(What the exercise asks)
Collect every line below that contains the word "وأما".
------------------------------------
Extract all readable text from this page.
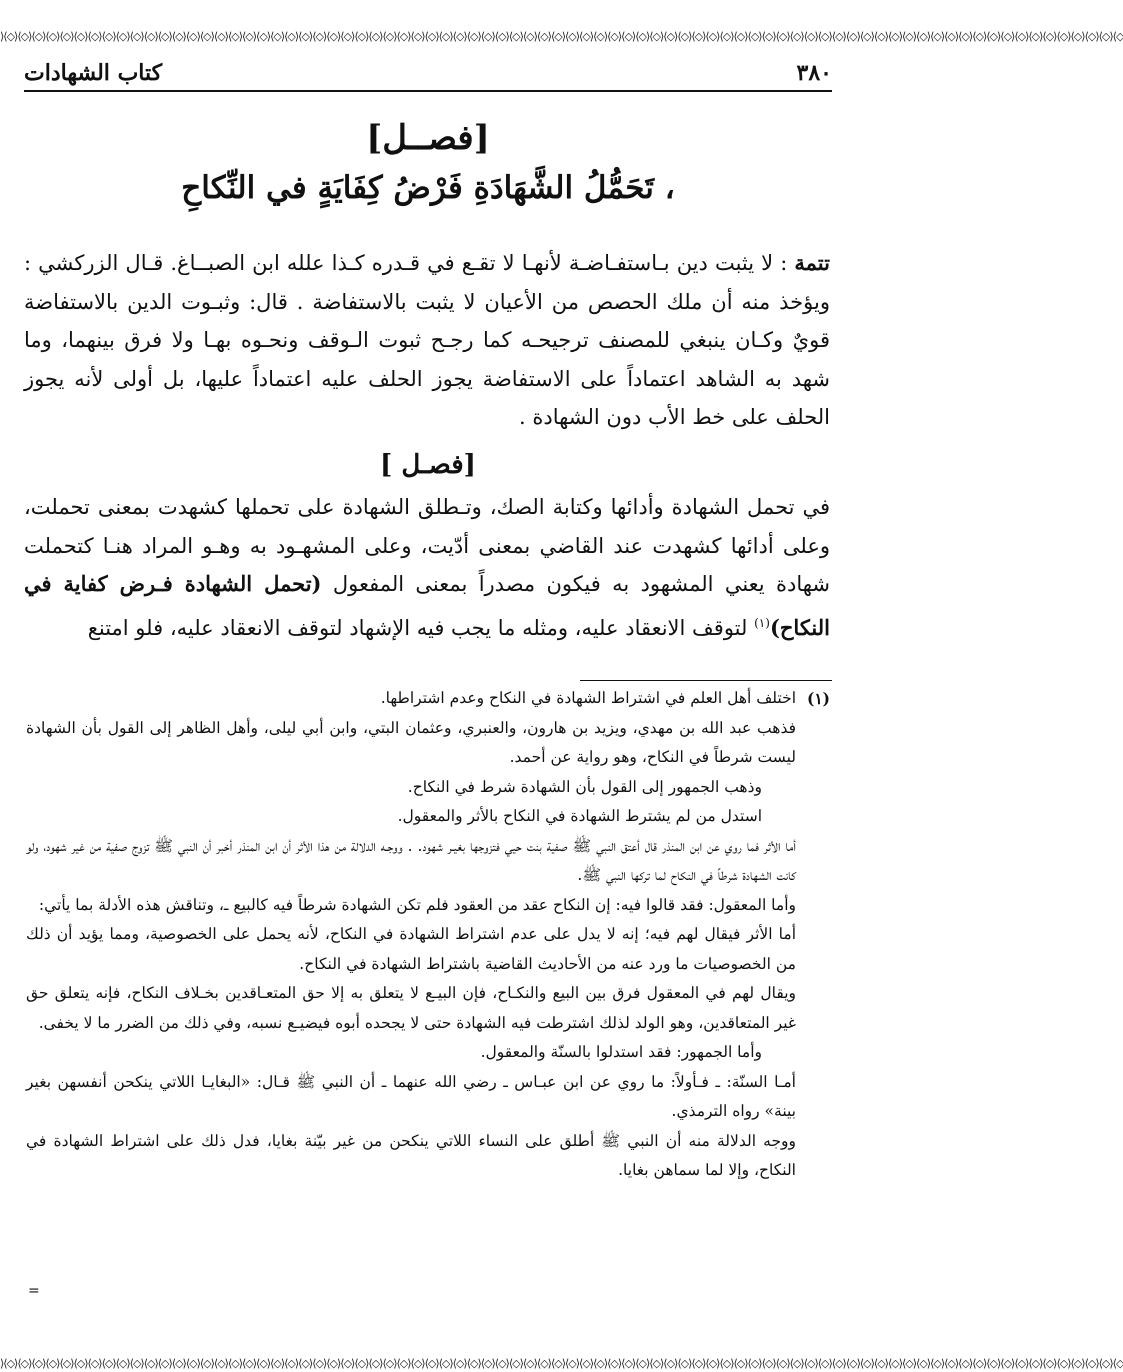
⟩⟨◇⟩⟨◇⟩⟨◇⟩⟨◇⟩⟨◇⟩⟨◇⟩⟨◇⟩⟨◇⟩⟨◇⟩⟨◇⟩⟨◇⟩⟨◇⟩⟨◇⟩⟨◇⟩⟨◇⟩⟨◇⟩⟨◇⟩⟨◇⟩⟨◇⟩⟨◇⟩⟨◇⟩⟨◇⟩⟨◇⟩⟨◇⟩⟨◇⟩⟨◇⟩⟨◇⟩⟨◇⟩⟨◇⟩⟨◇⟩⟨◇⟩⟨◇⟩⟨◇⟩⟨◇⟩⟨◇⟩⟨◇⟩⟨◇⟩⟨◇⟩⟨◇⟩⟨◇⟩⟨◇⟩⟨◇⟩⟨◇⟩⟨◇⟩⟨◇⟩⟨◇⟩⟨◇⟩⟨◇⟩⟨◇⟩⟨◇⟩⟨◇⟩⟨◇⟩⟨◇⟩⟨◇⟩⟨◇⟩⟨◇⟩⟨◇⟩⟨◇⟩⟨◇⟩⟨◇⟩⟨◇⟩⟨◇⟩⟨◇⟩⟨◇⟩⟨◇⟩⟨◇⟩⟨◇⟩⟨◇⟩⟨◇⟩⟨◇⟩⟨◇⟩⟨◇⟩⟨◇⟩⟨◇⟩⟨◇⟩⟨◇⟩⟨◇⟩⟨◇⟩⟨◇⟩⟨◇
كتاب الشهادات	٣٨٠
[فصــل]
تَحَمُّلُ الشَّهَادَةِ فَرْضُ كِفَايَةٍ في النِّكاحِ ،
تتمة : لا يثبت دين بـاستفـاضـة لأنهـا لا تقـع في قـدره كـذا علله ابن الصبــاغ. قـال الزركشي : ويؤخذ منه أن ملك الحصص من الأعيان لا يثبت بالاستفاضة . قال: وثبـوت الدين بالاستفاضة قويٌ وكـان ينبغي للمصنف ترجيحـه كما رجـح ثبوت الـوقف ونحـوه بهـا ولا فرق بينهما، وما شهد به الشاهد اعتماداً على الاستفاضة يجوز الحلف عليه اعتماداً عليها، بل أولى لأنه يجوز الحلف على خط الأب دون الشهادة .
[ فصـل]
في تحمل الشهادة وأدائها وكتابة الصك، وتـطلق الشهادة على تحملها كشهدت بمعنى تحملت، وعلى أدائها كشهدت عند القاضي بمعنى أدّيت، وعلى المشهـود به وهـو المراد هنـا كتحملت شهادة يعني المشهود به فيكون مصدراً بمعنى المفعول (تحمل الشهادة فـرض كفاية في النكاح)$^{(١)}$ لتوقف الانعقاد عليه، ومثله ما يجب فيه الإشهاد لتوقف الانعقاد عليه، فلو امتنع
(١)

اختلف أهل العلم في اشتراط الشهادة في النكاح وعدم اشتراطها.

فذهب عبد الله بن مهدي، ويزيد بن هارون، والعنبري، وعثمان البتي، وابن أبي ليلى، وأهل الظاهر إلى القول بأن الشهادة ليست شرطاً في النكاح، وهو رواية عن أحمد.

وذهب الجمهور إلى القول بأن الشهادة شرط في النكاح.

استدل من لم يشترط الشهادة في النكاح بالأثر والمعقول.

أما الأثر فما روي عن ابن المنذر قال أعتق النبي ﷺ صفية بنت حيي فتزوجها بغيـر شهود. . ووجـه الدلالة من هذا الأثر أن ابن المنذر أخبر أن النبي ﷺ تزوج صفية من غير شهود، ولو كانت الشهادة شرطاً في النكاح لما تركها النبي ﷺ.

وأما المعقول: فقد قالوا فيه: إن النكاح عقد من العقود فلم تكن الشهادة شرطاً فيه كالبيع ـ، وتناقش هذه الأدلة بما يأتي:

أما الأثر فيقال لهم فيه؛ إنه لا يدل على عدم اشتراط الشهادة في النكاح، لأنه يحمل على الخصوصية، ومما يؤيد أن ذلك من الخصوصيات ما ورد عنه من الأحاديث القاضية باشتراط الشهادة في النكاح.

ويقال لهم في المعقول فرق بين البيع والنكـاح، فإن البيـع لا يتعلق به إلا حق المتعـاقدين بخـلاف النكاح، فإنه يتعلق حق غير المتعاقدين، وهو الولد لذلك اشترطت فيه الشهادة حتى لا يجحده أبوه فيضيـع نسبه، وفي ذلك من الضرر ما لا يخفى.

وأما الجمهور: فقد استدلوا بالسنّة والمعقول.

أمـا السنّة: ـ فـأولاً: ما روي عن ابن عبـاس ـ رضي الله عنهما ـ أن النبي ﷺ قـال: «البغايـا اللاتي ينكحن أنفسهن بغير بينة» رواه الترمذي.

ووجه الدلالة منه أن النبي ﷺ أطلق على النساء اللاتي ينكحن من غير بيّنة بغايا، فدل ذلك على اشتراط الشهادة في النكاح، وإلا لما سماهن بغايا.

=
⟩⟨◇⟩⟨◇⟩⟨◇⟩⟨◇⟩⟨◇⟩⟨◇⟩⟨◇⟩⟨◇⟩⟨◇⟩⟨◇⟩⟨◇⟩⟨◇⟩⟨◇⟩⟨◇⟩⟨◇⟩⟨◇⟩⟨◇⟩⟨◇⟩⟨◇⟩⟨◇⟩⟨◇⟩⟨◇⟩⟨◇⟩⟨◇⟩⟨◇⟩⟨◇⟩⟨◇⟩⟨◇⟩⟨◇⟩⟨◇⟩⟨◇⟩⟨◇⟩⟨◇⟩⟨◇⟩⟨◇⟩⟨◇⟩⟨◇⟩⟨◇⟩⟨◇⟩⟨◇⟩⟨◇⟩⟨◇⟩⟨◇⟩⟨◇⟩⟨◇⟩⟨◇⟩⟨◇⟩⟨◇⟩⟨◇⟩⟨◇⟩⟨◇⟩⟨◇⟩⟨◇⟩⟨◇⟩⟨◇⟩⟨◇⟩⟨◇⟩⟨◇⟩⟨◇⟩⟨◇⟩⟨◇⟩⟨◇⟩⟨◇⟩⟨◇⟩⟨◇⟩⟨◇⟩⟨◇⟩⟨◇⟩⟨◇⟩⟨◇⟩⟨◇⟩⟨◇⟩⟨◇⟩⟨◇⟩⟨◇⟩⟨◇⟩⟨◇⟩⟨◇⟩⟨◇⟩⟨◇
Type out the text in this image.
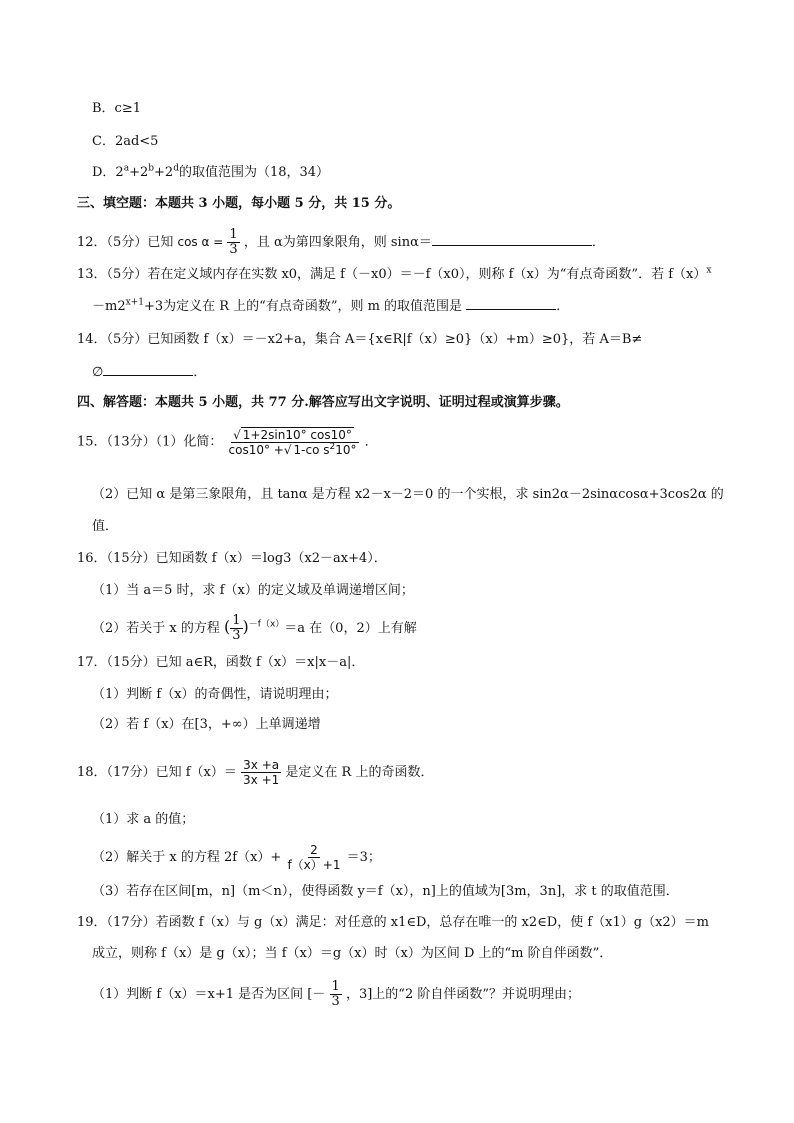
B．c≥1
C．2ad<5
D．$2^a+2^b+2^d$的取值范围为（18，34）
三、填空题：本题共 3 小题，每小题 5 分，共 15 分。
12．（5分）已知 $\cos \alpha = \frac{1}{3}$ ，且 α为第四象限角，则 sinα＝	．
13．（5分）若在定义域内存在实数 x0，满足 f（－x0）＝－f（x0），则称 f（x）为“有点奇函数”．若 $f(x)^x$
$-m2^{x+1}+3$为定义在 R 上的“有点奇函数”，则 m 的取值范围是	．
14．（5分）已知函数 f（x）＝－x2+a，集合 A＝{x∈R|f（x）≥0}（x）+m）≥0}，若 A＝B≠
∅	．
四、解答题：本题共 5 小题，共 77 分.解答应写出文字说明、证明过程或演算步骤。
15．（13分）（1）化简： $\frac{√ 1+2\sin 10^\circ \cos 10^\circ}{\cos 10^\circ +√ 1-co s^210^\circ}$ ．
（2）已知 α 是第三象限角，且 tanα 是方程 x2－x－2＝0 的一个实根，求 sin2α－2sinαcosα+3cos2α 的
值．
16．（15分）已知函数 f（x）＝log3（x2－ax+4）．
（1）当 a＝5 时，求 f（x）的定义域及单调递增区间；
（2）若关于 x 的方程 ( $\frac{1}{3} )^{-f(x)}=a$ 在（0，2）上有解
17．（15分）已知 a∈R，函数 f（x）＝x|x－a|．
（1）判断 f（x）的奇偶性，请说明理由；
（2）若 f（x）在[3，+∞）上单调递增
18．（17分）已知 $f(x)= \frac{3x +a}{3x +1}$ 是定义在 R 上的奇函数．
（1）求 a 的值；
（2）解关于 x 的方程 $2f(x)+ \frac{2}{f(x)+1} =3$；
（3）若存在区间[m，n]（m＜n），使得函数 y＝f（x），n]上的值域为[3m，3n]，求 t 的取值范围．
19．（17分）若函数 f（x）与 g（x）满足：对任意的 x1∈D，总存在唯一的 x2∈D，使 f（x1）g（x2）＝m
成立，则称 f（x）是 g（x）；当 f（x）＝g（x）时（x）为区间 D 上的“m 阶自伴函数”．
（1）判断 f（x）＝x+1 是否为区间 [－ $\frac{1}{3}$ ，3]上的“2 阶自伴函数”？并说明理由；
------------------------------------
(Output of the task)
وأما المعقول: فقد قالوا فيه: إن النكاح عقد من العقود فلم تكن الشهادة شرطاً فيه كالبيع ـ، وتناقش هذه الأدلة بما يأتي:
وأما الجمهور: فقد استدلوا بالسنّة والمعقول.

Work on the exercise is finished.